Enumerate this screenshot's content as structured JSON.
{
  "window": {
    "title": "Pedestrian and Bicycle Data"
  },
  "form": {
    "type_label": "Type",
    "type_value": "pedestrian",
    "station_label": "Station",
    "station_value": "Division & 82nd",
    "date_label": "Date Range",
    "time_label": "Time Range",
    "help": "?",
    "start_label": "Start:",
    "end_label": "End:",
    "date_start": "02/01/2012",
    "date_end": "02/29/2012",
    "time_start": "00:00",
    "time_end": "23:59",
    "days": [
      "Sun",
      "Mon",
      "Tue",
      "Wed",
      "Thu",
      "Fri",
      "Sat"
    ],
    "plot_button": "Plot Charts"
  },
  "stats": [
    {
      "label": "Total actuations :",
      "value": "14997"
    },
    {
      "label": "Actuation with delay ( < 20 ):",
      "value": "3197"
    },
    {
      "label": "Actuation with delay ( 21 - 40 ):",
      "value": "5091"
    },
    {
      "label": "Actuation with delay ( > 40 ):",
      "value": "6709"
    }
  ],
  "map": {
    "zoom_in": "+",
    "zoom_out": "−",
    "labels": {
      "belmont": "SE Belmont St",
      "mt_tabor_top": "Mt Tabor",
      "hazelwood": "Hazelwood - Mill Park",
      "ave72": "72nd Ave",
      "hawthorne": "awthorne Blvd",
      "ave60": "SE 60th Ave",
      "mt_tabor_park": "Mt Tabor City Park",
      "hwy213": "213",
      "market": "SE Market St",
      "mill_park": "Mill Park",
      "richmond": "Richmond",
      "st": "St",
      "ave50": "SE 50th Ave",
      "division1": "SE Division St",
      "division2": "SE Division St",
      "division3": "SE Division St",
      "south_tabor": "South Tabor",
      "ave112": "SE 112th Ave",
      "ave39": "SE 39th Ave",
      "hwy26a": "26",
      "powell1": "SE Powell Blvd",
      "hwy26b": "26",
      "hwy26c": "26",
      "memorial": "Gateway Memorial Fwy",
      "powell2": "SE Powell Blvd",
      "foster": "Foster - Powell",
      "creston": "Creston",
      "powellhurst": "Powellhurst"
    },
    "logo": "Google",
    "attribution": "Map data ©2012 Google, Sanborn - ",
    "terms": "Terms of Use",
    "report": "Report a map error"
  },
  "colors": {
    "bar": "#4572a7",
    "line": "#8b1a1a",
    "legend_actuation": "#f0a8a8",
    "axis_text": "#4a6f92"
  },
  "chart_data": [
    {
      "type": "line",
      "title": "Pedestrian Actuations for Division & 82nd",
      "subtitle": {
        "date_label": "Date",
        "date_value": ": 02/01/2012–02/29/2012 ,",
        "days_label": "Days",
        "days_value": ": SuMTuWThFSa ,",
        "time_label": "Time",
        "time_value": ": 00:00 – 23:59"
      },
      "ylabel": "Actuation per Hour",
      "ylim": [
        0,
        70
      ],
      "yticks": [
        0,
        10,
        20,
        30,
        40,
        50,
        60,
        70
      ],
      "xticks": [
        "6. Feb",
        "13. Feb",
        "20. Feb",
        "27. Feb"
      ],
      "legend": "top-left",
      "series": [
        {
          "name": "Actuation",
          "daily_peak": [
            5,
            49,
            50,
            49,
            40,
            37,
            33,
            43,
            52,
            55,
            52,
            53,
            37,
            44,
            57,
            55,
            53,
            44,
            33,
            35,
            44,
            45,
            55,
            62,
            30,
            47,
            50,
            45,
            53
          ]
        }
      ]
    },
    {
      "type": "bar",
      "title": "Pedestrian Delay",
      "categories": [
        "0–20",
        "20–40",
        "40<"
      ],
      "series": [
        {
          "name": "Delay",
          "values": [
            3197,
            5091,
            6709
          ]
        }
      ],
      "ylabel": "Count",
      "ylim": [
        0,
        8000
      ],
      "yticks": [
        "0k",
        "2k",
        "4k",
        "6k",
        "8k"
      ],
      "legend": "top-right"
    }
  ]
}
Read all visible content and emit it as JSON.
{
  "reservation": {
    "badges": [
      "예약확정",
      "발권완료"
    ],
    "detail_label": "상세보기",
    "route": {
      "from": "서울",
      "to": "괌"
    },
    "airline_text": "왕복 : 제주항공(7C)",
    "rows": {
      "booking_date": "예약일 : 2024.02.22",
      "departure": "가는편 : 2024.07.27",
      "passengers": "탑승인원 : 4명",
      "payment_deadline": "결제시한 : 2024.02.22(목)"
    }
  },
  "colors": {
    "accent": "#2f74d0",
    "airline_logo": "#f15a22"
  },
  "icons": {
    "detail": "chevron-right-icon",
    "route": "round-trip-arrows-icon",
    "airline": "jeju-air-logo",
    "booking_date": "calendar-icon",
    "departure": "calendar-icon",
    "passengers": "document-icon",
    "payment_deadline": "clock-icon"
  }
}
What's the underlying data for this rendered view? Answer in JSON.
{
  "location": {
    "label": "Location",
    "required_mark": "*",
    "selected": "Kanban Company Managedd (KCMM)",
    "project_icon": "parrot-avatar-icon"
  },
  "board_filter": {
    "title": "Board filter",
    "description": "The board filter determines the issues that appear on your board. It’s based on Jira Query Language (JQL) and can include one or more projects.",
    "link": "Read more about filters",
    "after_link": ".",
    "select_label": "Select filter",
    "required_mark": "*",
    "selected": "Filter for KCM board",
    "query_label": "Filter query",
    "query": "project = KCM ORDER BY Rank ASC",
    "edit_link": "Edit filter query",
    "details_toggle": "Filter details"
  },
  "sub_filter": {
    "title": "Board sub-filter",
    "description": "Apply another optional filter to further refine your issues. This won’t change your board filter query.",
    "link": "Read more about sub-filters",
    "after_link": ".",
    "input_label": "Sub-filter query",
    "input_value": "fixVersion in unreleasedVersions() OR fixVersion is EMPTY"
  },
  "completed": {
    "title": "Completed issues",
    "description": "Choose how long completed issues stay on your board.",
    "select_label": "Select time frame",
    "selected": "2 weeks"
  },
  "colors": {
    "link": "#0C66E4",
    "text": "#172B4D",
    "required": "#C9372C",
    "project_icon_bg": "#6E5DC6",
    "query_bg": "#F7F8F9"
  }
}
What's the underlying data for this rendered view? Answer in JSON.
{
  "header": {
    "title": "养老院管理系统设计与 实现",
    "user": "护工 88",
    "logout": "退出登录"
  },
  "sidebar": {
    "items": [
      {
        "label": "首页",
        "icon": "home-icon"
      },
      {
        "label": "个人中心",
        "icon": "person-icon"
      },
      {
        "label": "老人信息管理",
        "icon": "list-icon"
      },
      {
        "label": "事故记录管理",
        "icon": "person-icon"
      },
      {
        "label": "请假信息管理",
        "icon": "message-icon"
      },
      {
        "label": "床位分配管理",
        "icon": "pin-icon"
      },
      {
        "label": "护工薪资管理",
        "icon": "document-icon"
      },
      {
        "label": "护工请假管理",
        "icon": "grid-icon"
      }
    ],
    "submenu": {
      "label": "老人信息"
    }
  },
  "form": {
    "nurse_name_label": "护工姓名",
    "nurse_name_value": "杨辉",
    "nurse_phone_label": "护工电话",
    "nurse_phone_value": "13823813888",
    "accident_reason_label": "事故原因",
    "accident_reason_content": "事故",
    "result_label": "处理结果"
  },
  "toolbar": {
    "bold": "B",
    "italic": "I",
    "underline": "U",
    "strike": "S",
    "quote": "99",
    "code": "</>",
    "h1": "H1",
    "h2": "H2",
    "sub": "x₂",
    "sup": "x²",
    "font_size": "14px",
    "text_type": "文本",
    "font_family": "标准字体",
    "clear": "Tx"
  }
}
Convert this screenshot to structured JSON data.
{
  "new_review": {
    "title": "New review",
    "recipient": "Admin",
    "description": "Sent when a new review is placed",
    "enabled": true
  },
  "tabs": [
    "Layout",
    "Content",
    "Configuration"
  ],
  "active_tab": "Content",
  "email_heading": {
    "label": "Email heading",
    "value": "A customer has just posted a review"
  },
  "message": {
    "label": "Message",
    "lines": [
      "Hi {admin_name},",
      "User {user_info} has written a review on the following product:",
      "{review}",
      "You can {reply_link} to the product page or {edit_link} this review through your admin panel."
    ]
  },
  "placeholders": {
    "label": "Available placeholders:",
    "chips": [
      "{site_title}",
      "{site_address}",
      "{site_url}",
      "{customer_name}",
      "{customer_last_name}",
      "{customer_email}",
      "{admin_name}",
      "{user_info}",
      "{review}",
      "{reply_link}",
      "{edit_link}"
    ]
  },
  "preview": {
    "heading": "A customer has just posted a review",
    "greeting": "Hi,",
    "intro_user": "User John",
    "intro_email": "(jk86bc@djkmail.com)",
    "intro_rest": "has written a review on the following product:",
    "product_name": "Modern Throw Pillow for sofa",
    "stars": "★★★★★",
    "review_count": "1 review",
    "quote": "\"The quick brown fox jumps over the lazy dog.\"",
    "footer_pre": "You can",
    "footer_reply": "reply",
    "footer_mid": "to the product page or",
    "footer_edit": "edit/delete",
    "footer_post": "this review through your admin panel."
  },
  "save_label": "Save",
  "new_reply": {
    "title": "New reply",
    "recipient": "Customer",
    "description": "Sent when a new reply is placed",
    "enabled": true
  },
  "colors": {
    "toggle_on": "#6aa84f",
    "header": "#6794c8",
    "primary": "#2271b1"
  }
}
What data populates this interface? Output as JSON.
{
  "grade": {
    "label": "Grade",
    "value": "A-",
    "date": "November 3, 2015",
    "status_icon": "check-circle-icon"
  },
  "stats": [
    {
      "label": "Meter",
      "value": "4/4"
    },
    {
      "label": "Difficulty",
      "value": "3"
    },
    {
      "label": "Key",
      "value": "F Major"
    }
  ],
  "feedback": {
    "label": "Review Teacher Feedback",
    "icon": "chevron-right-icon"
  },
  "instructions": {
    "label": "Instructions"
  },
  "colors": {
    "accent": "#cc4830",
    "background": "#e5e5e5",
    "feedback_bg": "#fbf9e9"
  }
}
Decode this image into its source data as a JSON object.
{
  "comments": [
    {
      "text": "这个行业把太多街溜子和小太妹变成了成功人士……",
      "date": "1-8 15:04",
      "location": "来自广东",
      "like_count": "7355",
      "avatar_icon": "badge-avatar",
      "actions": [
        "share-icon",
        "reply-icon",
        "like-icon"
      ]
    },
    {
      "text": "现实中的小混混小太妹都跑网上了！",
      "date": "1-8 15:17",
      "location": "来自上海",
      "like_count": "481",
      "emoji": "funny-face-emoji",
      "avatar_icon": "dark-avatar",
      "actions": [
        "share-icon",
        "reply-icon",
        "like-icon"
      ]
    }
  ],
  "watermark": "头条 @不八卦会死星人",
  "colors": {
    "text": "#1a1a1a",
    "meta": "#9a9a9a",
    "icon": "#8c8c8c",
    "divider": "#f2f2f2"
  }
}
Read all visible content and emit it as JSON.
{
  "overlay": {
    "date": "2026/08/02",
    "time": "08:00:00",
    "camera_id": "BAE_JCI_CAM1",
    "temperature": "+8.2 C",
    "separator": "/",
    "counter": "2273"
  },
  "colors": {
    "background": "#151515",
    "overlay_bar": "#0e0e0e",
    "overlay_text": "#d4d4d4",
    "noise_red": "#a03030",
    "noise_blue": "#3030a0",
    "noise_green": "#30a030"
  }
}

- TASK DETAILS: Starting from the line containing "Decode this image" and ending with the final line of the data, reproduce each line exactly as it appears, including no other lines.

- WRITTEN ANSWER:
Decode this image into its source data as a JSON object.
{
  "comments": [
    {
      "text": "这个行业把太多街溜子和小太妹变成了成功人士……",
      "date": "1-8 15:04",
      "location": "来自广东",
      "like_count": "7355",
      "avatar_icon": "badge-avatar",
      "actions": [
        "share-icon",
        "reply-icon",
        "like-icon"
      ]
    },
    {
      "text": "现实中的小混混小太妹都跑网上了！",
      "date": "1-8 15:17",
      "location": "来自上海",
      "like_count": "481",
      "emoji": "funny-face-emoji",
      "avatar_icon": "dark-avatar",
      "actions": [
        "share-icon",
        "reply-icon",
        "like-icon"
      ]
    }
  ],
  "watermark": "头条 @不八卦会死星人",
  "colors": {
    "text": "#1a1a1a",
    "meta": "#9a9a9a",
    "icon": "#8c8c8c",
    "divider": "#f2f2f2"
  }
}
Read all visible content and emit it as JSON.
{
  "overlay": {
    "date": "2026/08/02",
    "time": "08:00:00",
    "camera_id": "BAE_JCI_CAM1",
    "temperature": "+8.2 C",
    "separator": "/",
    "counter": "2273"
  },
  "colors": {
    "background": "#151515",
    "overlay_bar": "#0e0e0e",
    "overlay_text": "#d4d4d4",
    "noise_red": "#a03030",
    "noise_blue": "#3030a0",
    "noise_green": "#30a030"
  }
}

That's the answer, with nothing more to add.